▶ _Required work_:
Provide the data again in its entirety, exactly as given.

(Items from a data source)
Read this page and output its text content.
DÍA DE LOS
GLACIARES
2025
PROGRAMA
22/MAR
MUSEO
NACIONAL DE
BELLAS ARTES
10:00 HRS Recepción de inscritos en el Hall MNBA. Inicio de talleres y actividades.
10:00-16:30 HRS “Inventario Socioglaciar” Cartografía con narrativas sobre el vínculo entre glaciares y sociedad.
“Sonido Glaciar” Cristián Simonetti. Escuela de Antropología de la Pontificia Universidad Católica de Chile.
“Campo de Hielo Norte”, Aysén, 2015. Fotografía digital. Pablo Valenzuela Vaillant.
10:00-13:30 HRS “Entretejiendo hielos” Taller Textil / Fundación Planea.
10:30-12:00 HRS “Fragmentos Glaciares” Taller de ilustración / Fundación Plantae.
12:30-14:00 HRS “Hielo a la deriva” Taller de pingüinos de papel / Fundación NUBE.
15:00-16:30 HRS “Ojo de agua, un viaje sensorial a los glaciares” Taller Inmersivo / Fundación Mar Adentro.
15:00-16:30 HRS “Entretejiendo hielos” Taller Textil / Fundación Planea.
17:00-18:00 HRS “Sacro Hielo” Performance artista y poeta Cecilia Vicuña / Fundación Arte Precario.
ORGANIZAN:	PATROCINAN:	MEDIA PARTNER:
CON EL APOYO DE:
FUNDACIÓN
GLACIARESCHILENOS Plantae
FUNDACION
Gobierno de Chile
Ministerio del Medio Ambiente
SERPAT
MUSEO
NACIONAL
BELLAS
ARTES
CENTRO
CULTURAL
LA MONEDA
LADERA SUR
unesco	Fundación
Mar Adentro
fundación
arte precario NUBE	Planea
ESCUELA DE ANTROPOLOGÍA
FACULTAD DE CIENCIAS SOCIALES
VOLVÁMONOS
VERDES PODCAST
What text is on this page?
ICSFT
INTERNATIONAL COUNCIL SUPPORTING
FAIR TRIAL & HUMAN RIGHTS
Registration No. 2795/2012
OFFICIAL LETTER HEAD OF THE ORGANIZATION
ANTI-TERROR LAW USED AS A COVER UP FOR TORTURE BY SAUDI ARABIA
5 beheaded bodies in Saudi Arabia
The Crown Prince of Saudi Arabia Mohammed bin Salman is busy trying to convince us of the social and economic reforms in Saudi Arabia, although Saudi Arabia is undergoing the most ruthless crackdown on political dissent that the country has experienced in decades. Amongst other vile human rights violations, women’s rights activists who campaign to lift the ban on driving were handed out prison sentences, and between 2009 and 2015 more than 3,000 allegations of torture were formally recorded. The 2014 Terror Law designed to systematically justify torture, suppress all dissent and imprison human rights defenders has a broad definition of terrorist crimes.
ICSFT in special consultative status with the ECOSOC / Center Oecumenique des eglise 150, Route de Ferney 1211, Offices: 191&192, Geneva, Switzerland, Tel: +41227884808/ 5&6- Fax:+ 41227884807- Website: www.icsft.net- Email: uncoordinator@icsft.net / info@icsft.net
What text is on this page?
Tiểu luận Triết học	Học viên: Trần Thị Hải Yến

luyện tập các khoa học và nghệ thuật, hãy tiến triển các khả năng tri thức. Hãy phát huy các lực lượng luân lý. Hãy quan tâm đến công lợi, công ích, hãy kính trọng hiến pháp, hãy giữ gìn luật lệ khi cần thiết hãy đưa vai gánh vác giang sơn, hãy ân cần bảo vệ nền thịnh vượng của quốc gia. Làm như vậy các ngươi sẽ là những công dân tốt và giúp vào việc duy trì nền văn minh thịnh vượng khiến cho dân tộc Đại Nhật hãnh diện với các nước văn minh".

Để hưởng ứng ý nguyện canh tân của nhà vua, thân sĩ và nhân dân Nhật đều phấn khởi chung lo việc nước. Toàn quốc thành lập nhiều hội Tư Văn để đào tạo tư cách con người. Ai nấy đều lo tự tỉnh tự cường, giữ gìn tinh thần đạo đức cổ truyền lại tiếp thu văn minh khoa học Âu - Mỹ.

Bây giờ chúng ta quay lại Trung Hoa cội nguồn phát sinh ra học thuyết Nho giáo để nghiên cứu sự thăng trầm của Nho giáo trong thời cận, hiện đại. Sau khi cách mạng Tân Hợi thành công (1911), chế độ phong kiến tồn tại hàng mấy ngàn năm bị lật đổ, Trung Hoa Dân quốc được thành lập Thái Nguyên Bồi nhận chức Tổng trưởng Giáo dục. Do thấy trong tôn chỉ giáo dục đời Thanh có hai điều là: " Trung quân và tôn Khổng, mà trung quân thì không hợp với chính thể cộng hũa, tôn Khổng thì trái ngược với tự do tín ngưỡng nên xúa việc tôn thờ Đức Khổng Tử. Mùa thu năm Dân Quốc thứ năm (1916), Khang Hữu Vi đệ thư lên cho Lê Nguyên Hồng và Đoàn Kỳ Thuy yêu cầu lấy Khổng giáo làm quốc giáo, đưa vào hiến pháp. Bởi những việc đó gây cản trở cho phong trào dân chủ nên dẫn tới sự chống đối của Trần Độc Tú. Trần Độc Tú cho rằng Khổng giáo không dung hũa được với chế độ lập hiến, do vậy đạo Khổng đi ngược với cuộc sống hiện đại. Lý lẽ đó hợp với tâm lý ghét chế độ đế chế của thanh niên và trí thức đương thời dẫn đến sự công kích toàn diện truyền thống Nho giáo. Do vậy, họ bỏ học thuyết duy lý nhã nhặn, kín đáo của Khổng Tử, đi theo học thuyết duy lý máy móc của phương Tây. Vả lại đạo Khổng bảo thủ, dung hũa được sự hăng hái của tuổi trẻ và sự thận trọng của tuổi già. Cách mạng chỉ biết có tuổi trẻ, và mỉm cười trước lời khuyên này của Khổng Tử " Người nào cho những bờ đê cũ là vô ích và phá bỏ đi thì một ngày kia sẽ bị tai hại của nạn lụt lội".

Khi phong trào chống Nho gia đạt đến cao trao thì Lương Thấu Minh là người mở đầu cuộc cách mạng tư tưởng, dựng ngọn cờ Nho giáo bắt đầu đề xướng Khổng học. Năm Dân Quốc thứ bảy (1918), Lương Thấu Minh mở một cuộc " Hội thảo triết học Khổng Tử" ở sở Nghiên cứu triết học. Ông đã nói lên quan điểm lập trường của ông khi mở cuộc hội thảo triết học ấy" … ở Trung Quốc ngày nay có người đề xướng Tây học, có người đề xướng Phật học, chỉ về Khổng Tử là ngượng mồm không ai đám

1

▶ _Reply to the exercise_:
Read this page and output its text content.
DÍA DE LOS
GLACIARES
2025
PROGRAMA
22/MAR
MUSEO
NACIONAL DE
BELLAS ARTES
10:00 HRS Recepción de inscritos en el Hall MNBA. Inicio de talleres y actividades.
10:00-16:30 HRS “Inventario Socioglaciar” Cartografía con narrativas sobre el vínculo entre glaciares y sociedad.
“Sonido Glaciar” Cristián Simonetti. Escuela de Antropología de la Pontificia Universidad Católica de Chile.
“Campo de Hielo Norte”, Aysén, 2015. Fotografía digital. Pablo Valenzuela Vaillant.
10:00-13:30 HRS “Entretejiendo hielos” Taller Textil / Fundación Planea.
10:30-12:00 HRS “Fragmentos Glaciares” Taller de ilustración / Fundación Plantae.
12:30-14:00 HRS “Hielo a la deriva” Taller de pingüinos de papel / Fundación NUBE.
15:00-16:30 HRS “Ojo de agua, un viaje sensorial a los glaciares” Taller Inmersivo / Fundación Mar Adentro.
15:00-16:30 HRS “Entretejiendo hielos” Taller Textil / Fundación Planea.
17:00-18:00 HRS “Sacro Hielo” Performance artista y poeta Cecilia Vicuña / Fundación Arte Precario.
ORGANIZAN:	PATROCINAN:	MEDIA PARTNER:
CON EL APOYO DE:
FUNDACIÓN
GLACIARESCHILENOS Plantae
FUNDACION
Gobierno de Chile
Ministerio del Medio Ambiente
SERPAT
MUSEO
NACIONAL
BELLAS
ARTES
CENTRO
CULTURAL
LA MONEDA
LADERA SUR
unesco	Fundación
Mar Adentro
fundación
arte precario NUBE	Planea
ESCUELA DE ANTROPOLOGÍA
FACULTAD DE CIENCIAS SOCIALES
VOLVÁMONOS
VERDES PODCAST
What text is on this page?
ICSFT
INTERNATIONAL COUNCIL SUPPORTING
FAIR TRIAL & HUMAN RIGHTS
Registration No. 2795/2012
OFFICIAL LETTER HEAD OF THE ORGANIZATION
ANTI-TERROR LAW USED AS A COVER UP FOR TORTURE BY SAUDI ARABIA
5 beheaded bodies in Saudi Arabia
The Crown Prince of Saudi Arabia Mohammed bin Salman is busy trying to convince us of the social and economic reforms in Saudi Arabia, although Saudi Arabia is undergoing the most ruthless crackdown on political dissent that the country has experienced in decades. Amongst other vile human rights violations, women’s rights activists who campaign to lift the ban on driving were handed out prison sentences, and between 2009 and 2015 more than 3,000 allegations of torture were formally recorded. The 2014 Terror Law designed to systematically justify torture, suppress all dissent and imprison human rights defenders has a broad definition of terrorist crimes.
ICSFT in special consultative status with the ECOSOC / Center Oecumenique des eglise 150, Route de Ferney 1211, Offices: 191&192, Geneva, Switzerland, Tel: +41227884808/ 5&6- Fax:+ 41227884807- Website: www.icsft.net- Email: uncoordinator@icsft.net / info@icsft.net
What text is on this page?
Tiểu luận Triết học	Học viên: Trần Thị Hải Yến

luyện tập các khoa học và nghệ thuật, hãy tiến triển các khả năng tri thức. Hãy phát huy các lực lượng luân lý. Hãy quan tâm đến công lợi, công ích, hãy kính trọng hiến pháp, hãy giữ gìn luật lệ khi cần thiết hãy đưa vai gánh vác giang sơn, hãy ân cần bảo vệ nền thịnh vượng của quốc gia. Làm như vậy các ngươi sẽ là những công dân tốt và giúp vào việc duy trì nền văn minh thịnh vượng khiến cho dân tộc Đại Nhật hãnh diện với các nước văn minh".

Để hưởng ứng ý nguyện canh tân của nhà vua, thân sĩ và nhân dân Nhật đều phấn khởi chung lo việc nước. Toàn quốc thành lập nhiều hội Tư Văn để đào tạo tư cách con người. Ai nấy đều lo tự tỉnh tự cường, giữ gìn tinh thần đạo đức cổ truyền lại tiếp thu văn minh khoa học Âu - Mỹ.

Bây giờ chúng ta quay lại Trung Hoa cội nguồn phát sinh ra học thuyết Nho giáo để nghiên cứu sự thăng trầm của Nho giáo trong thời cận, hiện đại. Sau khi cách mạng Tân Hợi thành công (1911), chế độ phong kiến tồn tại hàng mấy ngàn năm bị lật đổ, Trung Hoa Dân quốc được thành lập Thái Nguyên Bồi nhận chức Tổng trưởng Giáo dục. Do thấy trong tôn chỉ giáo dục đời Thanh có hai điều là: " Trung quân và tôn Khổng, mà trung quân thì không hợp với chính thể cộng hũa, tôn Khổng thì trái ngược với tự do tín ngưỡng nên xúa việc tôn thờ Đức Khổng Tử. Mùa thu năm Dân Quốc thứ năm (1916), Khang Hữu Vi đệ thư lên cho Lê Nguyên Hồng và Đoàn Kỳ Thuy yêu cầu lấy Khổng giáo làm quốc giáo, đưa vào hiến pháp. Bởi những việc đó gây cản trở cho phong trào dân chủ nên dẫn tới sự chống đối của Trần Độc Tú. Trần Độc Tú cho rằng Khổng giáo không dung hũa được với chế độ lập hiến, do vậy đạo Khổng đi ngược với cuộc sống hiện đại. Lý lẽ đó hợp với tâm lý ghét chế độ đế chế của thanh niên và trí thức đương thời dẫn đến sự công kích toàn diện truyền thống Nho giáo. Do vậy, họ bỏ học thuyết duy lý nhã nhặn, kín đáo của Khổng Tử, đi theo học thuyết duy lý máy móc của phương Tây. Vả lại đạo Khổng bảo thủ, dung hũa được sự hăng hái của tuổi trẻ và sự thận trọng của tuổi già. Cách mạng chỉ biết có tuổi trẻ, và mỉm cười trước lời khuyên này của Khổng Tử " Người nào cho những bờ đê cũ là vô ích và phá bỏ đi thì một ngày kia sẽ bị tai hại của nạn lụt lội".

Khi phong trào chống Nho gia đạt đến cao trao thì Lương Thấu Minh là người mở đầu cuộc cách mạng tư tưởng, dựng ngọn cờ Nho giáo bắt đầu đề xướng Khổng học. Năm Dân Quốc thứ bảy (1918), Lương Thấu Minh mở một cuộc " Hội thảo triết học Khổng Tử" ở sở Nghiên cứu triết học. Ông đã nói lên quan điểm lập trường của ông khi mở cuộc hội thảo triết học ấy" … ở Trung Quốc ngày nay có người đề xướng Tây học, có người đề xướng Phật học, chỉ về Khổng Tử là ngượng mồm không ai đám

1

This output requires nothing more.